• [Set exercise]:
Scan the lines below for the string "nebo" and copy every one that has it.

• [Available records]:
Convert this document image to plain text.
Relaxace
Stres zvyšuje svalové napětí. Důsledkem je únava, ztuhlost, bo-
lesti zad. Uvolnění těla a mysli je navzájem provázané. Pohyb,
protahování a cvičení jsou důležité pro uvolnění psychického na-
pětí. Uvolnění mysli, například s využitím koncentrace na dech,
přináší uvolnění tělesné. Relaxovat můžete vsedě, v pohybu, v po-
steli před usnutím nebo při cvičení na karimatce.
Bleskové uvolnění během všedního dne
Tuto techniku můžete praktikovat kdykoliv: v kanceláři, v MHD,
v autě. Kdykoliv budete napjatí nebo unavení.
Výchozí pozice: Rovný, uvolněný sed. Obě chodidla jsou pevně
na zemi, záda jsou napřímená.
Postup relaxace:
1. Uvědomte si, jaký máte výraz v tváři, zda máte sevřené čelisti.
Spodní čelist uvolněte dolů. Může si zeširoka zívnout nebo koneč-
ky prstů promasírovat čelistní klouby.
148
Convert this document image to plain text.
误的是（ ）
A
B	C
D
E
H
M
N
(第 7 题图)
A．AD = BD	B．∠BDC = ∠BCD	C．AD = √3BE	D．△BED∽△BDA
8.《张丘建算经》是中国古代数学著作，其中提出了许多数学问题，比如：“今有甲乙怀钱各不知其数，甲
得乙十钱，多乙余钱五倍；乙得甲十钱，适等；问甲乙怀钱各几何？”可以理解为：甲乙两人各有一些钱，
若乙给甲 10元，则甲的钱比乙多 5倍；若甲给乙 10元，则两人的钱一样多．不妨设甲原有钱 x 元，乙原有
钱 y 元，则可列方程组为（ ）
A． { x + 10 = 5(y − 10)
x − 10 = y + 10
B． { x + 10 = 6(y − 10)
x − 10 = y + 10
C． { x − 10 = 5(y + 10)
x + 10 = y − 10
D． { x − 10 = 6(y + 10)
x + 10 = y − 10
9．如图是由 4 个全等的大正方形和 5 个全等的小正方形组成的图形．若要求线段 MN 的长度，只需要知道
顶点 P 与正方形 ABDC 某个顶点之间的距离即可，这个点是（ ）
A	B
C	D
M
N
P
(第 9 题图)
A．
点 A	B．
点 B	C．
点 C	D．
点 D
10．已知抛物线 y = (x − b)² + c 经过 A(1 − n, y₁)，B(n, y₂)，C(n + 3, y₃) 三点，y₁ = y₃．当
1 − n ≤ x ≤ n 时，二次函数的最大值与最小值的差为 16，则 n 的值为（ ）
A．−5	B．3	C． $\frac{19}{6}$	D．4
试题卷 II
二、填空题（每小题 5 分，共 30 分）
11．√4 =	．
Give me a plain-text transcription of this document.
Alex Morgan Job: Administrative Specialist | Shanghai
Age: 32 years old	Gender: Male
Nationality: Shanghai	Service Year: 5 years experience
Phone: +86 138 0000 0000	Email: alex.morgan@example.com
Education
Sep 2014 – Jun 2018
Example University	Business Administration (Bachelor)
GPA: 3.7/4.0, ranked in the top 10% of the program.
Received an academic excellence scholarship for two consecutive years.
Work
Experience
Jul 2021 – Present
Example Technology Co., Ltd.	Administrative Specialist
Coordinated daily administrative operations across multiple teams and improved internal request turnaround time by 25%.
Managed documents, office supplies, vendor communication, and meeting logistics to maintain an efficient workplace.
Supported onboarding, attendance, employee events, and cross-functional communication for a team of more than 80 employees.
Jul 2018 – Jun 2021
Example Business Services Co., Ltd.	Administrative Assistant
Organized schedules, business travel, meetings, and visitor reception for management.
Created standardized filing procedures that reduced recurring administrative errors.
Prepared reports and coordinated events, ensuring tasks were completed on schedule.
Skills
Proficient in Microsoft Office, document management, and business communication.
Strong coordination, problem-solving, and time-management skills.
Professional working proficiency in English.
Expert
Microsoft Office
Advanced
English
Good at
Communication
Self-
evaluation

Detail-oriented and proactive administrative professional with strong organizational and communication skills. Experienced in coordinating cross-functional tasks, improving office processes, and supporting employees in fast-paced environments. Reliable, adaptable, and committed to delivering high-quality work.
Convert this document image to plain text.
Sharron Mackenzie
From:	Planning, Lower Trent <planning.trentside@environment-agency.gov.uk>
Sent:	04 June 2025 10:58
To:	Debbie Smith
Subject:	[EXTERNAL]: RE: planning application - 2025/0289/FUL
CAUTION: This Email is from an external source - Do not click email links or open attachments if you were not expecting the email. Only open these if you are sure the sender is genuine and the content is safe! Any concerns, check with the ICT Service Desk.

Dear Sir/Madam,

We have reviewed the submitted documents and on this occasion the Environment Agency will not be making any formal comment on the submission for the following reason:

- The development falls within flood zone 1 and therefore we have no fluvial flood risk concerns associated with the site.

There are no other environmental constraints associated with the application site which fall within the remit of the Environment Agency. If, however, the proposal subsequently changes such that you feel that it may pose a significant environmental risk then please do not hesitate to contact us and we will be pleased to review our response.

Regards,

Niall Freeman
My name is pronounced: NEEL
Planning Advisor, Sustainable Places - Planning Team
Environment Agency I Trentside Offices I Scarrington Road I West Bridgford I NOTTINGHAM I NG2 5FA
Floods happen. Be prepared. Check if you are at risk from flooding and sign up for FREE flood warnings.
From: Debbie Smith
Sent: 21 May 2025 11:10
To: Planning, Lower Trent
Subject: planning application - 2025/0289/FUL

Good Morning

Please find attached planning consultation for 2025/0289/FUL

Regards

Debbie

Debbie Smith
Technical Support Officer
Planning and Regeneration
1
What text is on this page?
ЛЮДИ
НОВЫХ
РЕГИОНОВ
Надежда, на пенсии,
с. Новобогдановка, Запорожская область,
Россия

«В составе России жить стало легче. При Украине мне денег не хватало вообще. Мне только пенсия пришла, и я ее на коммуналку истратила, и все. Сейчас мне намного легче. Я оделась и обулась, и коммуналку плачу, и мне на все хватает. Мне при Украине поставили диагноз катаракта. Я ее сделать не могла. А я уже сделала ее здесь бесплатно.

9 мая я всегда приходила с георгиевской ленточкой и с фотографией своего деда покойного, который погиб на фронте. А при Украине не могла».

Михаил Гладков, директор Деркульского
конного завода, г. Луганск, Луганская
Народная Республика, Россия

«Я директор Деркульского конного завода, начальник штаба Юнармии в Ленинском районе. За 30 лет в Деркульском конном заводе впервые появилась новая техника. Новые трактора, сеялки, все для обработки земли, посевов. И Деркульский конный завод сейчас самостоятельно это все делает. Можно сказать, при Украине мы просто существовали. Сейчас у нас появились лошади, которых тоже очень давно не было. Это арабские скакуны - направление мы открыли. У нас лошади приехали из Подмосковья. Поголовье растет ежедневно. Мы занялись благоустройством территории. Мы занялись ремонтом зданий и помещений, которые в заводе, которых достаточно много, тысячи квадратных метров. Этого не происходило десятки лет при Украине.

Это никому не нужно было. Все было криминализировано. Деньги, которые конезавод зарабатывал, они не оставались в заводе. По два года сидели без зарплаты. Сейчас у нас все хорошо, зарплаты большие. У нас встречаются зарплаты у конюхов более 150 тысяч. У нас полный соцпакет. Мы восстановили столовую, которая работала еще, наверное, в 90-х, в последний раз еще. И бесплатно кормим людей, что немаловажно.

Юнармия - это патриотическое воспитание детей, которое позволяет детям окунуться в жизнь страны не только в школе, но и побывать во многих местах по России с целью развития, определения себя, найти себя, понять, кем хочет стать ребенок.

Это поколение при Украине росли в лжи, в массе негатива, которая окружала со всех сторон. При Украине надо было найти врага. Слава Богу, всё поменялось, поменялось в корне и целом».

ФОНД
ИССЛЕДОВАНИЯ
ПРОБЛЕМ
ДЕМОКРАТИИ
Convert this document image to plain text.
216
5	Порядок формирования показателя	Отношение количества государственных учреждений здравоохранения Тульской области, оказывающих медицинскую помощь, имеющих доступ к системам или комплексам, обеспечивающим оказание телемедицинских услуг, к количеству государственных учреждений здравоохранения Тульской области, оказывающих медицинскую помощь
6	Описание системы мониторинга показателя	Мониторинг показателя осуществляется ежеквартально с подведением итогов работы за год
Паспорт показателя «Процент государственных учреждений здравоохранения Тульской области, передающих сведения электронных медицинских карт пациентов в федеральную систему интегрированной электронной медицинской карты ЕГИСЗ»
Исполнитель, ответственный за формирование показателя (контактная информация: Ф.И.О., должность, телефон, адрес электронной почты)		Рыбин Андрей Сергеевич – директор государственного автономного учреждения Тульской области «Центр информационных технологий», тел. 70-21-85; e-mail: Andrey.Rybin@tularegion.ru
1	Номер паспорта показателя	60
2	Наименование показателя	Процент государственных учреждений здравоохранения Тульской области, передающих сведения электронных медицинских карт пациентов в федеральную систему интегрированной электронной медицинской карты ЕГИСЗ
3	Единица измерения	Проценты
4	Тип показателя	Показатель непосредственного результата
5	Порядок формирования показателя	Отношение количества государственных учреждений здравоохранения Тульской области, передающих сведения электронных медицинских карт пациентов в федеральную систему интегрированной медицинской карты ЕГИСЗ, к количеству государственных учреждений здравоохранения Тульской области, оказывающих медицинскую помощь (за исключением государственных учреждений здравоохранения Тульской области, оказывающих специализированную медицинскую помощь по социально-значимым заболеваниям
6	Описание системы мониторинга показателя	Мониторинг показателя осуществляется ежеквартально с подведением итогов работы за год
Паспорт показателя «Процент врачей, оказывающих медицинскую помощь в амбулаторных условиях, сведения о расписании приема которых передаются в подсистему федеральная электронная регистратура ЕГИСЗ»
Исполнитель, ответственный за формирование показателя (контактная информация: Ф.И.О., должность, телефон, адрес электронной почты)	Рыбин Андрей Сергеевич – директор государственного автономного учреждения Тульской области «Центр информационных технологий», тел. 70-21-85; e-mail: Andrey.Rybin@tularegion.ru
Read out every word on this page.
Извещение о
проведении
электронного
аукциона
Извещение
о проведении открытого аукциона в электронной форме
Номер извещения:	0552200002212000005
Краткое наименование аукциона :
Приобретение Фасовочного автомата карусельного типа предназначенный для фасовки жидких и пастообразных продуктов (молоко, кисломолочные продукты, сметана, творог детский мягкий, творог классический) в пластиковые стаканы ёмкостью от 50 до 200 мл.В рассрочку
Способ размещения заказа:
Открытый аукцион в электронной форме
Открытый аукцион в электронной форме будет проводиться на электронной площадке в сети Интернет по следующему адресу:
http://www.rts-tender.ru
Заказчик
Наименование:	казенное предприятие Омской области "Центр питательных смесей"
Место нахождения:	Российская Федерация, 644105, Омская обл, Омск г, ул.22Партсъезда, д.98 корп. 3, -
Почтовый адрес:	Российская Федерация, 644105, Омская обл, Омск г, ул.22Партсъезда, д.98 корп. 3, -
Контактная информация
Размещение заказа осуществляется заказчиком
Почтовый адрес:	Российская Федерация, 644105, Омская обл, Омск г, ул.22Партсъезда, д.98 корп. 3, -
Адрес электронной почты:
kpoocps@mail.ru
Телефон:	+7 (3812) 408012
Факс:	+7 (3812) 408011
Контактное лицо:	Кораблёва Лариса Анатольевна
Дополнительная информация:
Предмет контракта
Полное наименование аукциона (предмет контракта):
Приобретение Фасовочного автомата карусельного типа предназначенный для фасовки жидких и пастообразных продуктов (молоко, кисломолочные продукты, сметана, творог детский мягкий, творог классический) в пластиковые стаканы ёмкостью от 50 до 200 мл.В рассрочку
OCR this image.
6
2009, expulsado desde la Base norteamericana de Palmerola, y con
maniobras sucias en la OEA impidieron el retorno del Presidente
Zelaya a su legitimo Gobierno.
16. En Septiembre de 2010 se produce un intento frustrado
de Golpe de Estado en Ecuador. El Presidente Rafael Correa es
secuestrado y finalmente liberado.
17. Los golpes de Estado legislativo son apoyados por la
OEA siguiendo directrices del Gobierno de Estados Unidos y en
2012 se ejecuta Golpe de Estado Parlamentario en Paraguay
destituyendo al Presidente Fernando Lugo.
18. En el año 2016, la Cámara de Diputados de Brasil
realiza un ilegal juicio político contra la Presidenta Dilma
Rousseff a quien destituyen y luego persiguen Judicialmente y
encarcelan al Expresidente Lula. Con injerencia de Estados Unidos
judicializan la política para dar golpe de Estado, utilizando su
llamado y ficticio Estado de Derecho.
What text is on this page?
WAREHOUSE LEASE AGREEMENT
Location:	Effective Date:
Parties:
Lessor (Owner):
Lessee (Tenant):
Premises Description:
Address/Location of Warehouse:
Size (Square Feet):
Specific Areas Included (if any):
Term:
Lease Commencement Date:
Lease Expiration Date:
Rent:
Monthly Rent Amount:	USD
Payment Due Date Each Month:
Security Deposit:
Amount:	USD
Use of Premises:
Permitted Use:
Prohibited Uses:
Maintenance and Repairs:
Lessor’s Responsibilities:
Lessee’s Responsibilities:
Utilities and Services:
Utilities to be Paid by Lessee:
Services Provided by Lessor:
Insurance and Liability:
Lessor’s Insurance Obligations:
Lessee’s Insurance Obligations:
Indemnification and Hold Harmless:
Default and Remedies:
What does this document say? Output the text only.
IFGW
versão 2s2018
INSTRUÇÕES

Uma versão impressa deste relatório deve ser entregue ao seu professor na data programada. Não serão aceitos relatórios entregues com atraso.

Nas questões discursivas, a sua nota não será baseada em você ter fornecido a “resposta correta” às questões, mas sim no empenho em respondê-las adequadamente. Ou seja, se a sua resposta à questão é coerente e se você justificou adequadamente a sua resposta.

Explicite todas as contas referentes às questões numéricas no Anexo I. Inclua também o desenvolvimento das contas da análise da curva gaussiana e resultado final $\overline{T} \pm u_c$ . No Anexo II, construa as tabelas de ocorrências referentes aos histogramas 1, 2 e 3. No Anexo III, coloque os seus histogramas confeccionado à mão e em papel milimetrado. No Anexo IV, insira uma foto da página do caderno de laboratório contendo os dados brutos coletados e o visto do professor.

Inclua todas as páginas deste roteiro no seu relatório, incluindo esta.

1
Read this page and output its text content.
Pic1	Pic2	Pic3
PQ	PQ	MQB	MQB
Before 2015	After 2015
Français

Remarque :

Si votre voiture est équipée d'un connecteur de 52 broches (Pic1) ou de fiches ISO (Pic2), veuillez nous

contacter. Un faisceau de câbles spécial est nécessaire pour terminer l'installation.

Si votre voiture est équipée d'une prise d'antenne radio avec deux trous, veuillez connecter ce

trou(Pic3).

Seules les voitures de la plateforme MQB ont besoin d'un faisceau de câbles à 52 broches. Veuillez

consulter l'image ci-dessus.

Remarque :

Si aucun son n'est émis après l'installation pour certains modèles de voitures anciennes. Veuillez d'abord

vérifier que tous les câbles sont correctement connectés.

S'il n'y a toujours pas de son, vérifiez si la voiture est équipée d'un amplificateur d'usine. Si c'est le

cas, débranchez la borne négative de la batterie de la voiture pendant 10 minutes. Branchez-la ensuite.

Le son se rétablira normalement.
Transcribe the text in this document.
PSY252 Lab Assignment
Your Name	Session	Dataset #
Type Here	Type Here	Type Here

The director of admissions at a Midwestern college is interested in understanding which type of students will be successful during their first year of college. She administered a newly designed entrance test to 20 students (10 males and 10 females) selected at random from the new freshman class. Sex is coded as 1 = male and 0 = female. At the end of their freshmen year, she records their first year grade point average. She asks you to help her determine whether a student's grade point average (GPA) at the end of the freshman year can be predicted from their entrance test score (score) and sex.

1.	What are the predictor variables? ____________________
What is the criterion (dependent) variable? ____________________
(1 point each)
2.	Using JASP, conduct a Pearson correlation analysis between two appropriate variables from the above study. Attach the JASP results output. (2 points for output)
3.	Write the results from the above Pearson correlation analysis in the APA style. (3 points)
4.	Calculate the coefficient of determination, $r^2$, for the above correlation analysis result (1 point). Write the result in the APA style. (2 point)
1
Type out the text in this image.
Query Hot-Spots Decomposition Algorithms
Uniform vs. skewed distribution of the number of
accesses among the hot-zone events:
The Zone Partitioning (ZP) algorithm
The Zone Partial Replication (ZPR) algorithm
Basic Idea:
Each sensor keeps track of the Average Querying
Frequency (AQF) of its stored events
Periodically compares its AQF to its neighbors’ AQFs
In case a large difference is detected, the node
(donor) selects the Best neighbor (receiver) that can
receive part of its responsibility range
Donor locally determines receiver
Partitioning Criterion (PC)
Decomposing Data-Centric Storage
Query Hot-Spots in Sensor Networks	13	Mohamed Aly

• [Exercise result]:
steli před usnutím nebo při cvičení na karimatce.
v autě. Kdykoliv budete napjatí nebo unavení.
Spodní čelist uvolněte dolů. Může si zeširoka zívnout nebo koneč-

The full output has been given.